■ **Job**:
Copy each line exactly. Leave nothing out.
"""
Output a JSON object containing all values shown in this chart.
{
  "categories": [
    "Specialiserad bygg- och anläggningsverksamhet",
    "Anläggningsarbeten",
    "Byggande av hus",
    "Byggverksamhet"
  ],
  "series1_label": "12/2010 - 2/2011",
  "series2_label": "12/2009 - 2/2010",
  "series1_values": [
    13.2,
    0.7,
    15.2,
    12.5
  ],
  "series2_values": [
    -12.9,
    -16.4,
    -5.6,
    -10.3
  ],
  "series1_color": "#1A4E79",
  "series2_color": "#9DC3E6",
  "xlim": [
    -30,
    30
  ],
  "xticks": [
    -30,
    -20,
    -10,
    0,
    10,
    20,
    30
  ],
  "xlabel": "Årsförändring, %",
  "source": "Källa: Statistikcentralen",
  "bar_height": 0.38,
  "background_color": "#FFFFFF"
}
"""
■ **Response to the task**:
Output a JSON object containing all values shown in this chart.
{
  "categories": [
    "Specialiserad bygg- och anläggningsverksamhet",
    "Anläggningsarbeten",
    "Byggande av hus",
    "Byggverksamhet"
  ],
  "series1_label": "12/2010 - 2/2011",
  "series2_label": "12/2009 - 2/2010",
  "series1_values": [
    13.2,
    0.7,
    15.2,
    12.5
  ],
  "series2_values": [
    -12.9,
    -16.4,
    -5.6,
    -10.3
  ],
  "series1_color": "#1A4E79",
  "series2_color": "#9DC3E6",
  "xlim": [
    -30,
    30
  ],
  "xticks": [
    -30,
    -20,
    -10,
    0,
    10,
    20,
    30
  ],
  "xlabel": "Årsförändring, %",
  "source": "Källa: Statistikcentralen",
  "bar_height": 0.38,
  "background_color": "#FFFFFF"
}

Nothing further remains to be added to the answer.